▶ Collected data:
■ ■ ■ ■ ■ ■ ■

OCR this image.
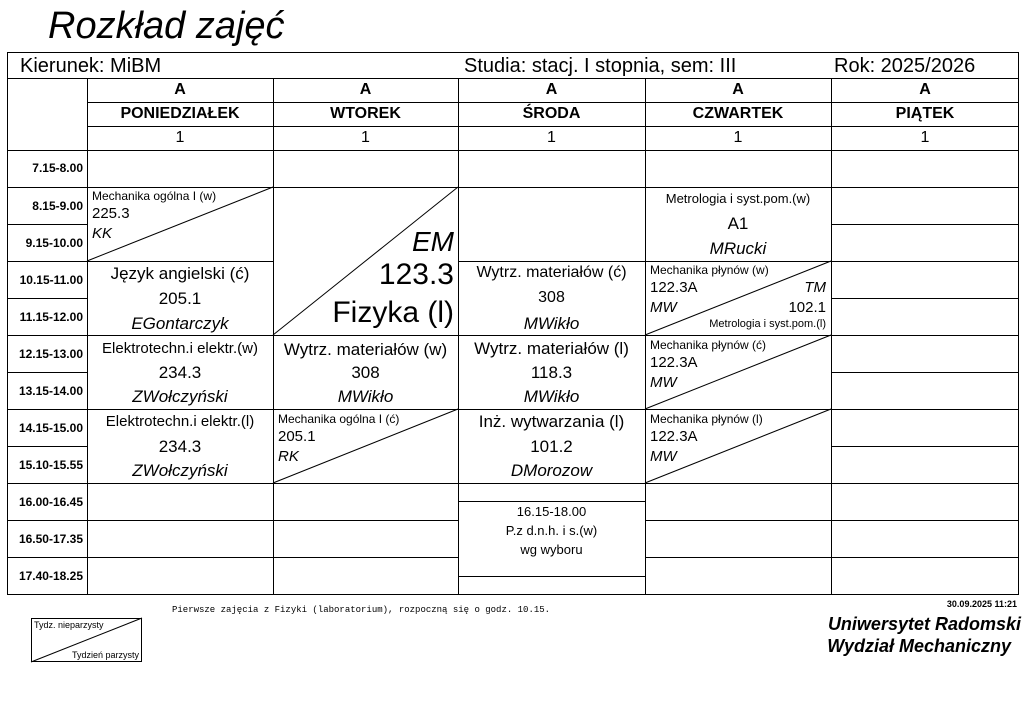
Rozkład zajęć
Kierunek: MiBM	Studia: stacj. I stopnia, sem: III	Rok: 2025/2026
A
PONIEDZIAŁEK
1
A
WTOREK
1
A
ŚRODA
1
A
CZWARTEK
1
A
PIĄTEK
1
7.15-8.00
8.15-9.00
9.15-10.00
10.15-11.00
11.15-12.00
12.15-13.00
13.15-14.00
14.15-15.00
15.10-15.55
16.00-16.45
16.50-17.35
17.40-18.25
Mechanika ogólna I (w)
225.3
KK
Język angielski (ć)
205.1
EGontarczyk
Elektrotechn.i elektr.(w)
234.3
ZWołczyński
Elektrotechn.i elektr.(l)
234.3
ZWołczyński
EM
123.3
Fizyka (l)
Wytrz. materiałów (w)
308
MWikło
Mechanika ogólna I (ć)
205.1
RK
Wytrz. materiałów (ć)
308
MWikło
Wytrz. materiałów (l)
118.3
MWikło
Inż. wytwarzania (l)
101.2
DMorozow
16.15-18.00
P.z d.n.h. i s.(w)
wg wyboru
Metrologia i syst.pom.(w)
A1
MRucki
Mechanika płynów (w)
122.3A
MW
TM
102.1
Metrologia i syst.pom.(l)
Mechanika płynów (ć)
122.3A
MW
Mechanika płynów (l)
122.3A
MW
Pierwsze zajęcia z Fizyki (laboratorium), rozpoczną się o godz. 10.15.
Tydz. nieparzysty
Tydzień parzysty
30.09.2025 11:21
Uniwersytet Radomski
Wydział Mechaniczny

■ ■ ■ ■ ■ ■ ■

▶ Task requirements: Wherever a line in the data above holds "Metrologia", copy that line.

▶ Problem solution:
Metrologia i syst.pom.(w)
Metrologia i syst.pom.(l)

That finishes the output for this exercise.